***** Records to process

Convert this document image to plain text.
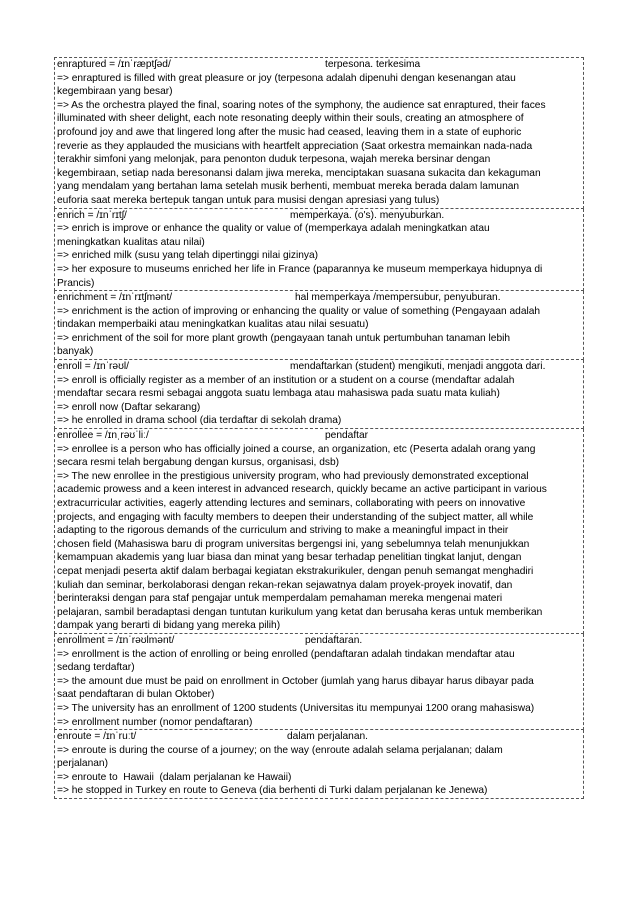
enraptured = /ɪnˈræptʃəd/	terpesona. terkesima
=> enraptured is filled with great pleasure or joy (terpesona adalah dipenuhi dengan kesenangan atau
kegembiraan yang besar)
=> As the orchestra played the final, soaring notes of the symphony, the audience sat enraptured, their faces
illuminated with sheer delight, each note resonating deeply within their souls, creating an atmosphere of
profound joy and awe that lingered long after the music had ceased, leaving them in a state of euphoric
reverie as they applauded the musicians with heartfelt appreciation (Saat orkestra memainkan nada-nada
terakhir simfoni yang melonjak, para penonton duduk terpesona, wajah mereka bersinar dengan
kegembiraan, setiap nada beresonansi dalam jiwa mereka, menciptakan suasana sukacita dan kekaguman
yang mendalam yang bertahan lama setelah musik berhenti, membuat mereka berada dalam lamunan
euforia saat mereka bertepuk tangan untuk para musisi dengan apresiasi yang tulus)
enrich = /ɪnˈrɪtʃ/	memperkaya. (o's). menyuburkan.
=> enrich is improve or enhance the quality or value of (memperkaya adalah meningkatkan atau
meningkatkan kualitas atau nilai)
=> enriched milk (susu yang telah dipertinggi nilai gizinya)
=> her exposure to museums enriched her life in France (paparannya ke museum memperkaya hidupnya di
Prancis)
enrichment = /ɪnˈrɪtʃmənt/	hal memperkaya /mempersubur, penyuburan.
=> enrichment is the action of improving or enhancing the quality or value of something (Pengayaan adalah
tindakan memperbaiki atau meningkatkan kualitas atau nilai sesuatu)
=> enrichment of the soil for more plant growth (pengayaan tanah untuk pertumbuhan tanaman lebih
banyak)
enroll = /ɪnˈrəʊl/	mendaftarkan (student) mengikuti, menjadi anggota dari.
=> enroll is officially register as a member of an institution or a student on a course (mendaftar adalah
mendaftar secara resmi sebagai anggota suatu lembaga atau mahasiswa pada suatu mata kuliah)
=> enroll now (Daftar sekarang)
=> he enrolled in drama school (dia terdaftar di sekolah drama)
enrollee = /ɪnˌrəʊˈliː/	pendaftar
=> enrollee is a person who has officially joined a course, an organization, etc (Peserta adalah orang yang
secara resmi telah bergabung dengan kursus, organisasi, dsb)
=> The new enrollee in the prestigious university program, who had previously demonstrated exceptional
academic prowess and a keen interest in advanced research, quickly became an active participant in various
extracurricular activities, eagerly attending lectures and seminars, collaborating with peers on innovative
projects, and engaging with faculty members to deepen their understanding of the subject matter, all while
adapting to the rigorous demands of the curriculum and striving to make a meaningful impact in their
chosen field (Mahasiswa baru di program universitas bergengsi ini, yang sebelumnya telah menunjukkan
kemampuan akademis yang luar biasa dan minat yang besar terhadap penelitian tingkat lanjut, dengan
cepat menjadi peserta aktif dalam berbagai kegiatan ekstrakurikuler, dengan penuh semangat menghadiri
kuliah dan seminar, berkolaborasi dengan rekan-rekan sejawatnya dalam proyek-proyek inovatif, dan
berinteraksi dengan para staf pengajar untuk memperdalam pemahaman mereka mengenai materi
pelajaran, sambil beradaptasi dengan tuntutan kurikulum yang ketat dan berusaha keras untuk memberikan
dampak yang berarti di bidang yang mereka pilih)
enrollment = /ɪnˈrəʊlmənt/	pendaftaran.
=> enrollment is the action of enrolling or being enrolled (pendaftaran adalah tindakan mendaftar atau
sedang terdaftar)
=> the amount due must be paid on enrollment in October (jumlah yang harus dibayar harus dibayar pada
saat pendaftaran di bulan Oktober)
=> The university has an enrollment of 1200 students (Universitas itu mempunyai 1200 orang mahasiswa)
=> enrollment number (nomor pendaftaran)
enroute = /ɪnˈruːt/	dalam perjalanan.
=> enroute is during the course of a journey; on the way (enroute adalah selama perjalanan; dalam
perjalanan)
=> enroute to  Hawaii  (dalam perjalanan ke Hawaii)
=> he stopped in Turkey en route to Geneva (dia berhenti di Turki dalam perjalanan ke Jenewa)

**********
***** Records to process

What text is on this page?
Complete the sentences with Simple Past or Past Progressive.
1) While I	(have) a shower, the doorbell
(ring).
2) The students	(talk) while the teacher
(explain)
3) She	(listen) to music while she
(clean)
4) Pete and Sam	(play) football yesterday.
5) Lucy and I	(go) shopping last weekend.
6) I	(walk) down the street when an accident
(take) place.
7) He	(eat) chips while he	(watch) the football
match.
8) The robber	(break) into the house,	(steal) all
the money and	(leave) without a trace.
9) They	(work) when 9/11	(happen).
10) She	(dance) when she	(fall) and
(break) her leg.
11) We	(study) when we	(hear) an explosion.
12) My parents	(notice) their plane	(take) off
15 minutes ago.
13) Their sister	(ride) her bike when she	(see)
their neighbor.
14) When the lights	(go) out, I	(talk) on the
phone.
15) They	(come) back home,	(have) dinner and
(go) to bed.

**********

Among the lines of the data above, determine how many contain the word "quality". Report the number alone.

2